EXERCISE DESCRIPTION:
Copy out all the lines where "image" shows up.

RECORDS SUPPLIED:
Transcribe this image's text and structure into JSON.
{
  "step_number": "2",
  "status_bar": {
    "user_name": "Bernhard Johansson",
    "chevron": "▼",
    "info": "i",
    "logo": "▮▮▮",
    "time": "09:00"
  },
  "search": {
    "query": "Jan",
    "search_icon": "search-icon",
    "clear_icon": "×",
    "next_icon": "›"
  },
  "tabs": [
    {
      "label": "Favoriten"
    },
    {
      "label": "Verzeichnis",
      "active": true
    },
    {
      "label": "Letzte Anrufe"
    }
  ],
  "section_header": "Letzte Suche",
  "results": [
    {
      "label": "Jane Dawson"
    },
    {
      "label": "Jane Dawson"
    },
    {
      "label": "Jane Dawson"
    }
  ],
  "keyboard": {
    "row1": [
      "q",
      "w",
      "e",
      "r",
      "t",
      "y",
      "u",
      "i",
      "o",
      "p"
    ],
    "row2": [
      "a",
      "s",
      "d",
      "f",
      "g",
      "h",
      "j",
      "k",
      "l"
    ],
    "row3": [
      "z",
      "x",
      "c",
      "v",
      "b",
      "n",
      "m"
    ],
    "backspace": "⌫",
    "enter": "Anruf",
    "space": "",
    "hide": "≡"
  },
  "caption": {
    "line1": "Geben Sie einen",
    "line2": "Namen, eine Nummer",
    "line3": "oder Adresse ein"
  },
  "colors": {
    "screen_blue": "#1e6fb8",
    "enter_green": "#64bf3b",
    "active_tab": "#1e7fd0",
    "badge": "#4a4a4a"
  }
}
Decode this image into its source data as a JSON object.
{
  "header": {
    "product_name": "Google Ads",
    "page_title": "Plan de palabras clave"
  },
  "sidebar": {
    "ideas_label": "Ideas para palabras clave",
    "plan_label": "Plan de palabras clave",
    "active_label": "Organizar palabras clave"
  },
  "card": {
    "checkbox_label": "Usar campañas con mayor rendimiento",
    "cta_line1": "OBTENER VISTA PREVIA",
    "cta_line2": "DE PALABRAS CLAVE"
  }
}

TASK RESULT:
Transcribe this image's text and structure into JSON.
Decode this image into its source data as a JSON object.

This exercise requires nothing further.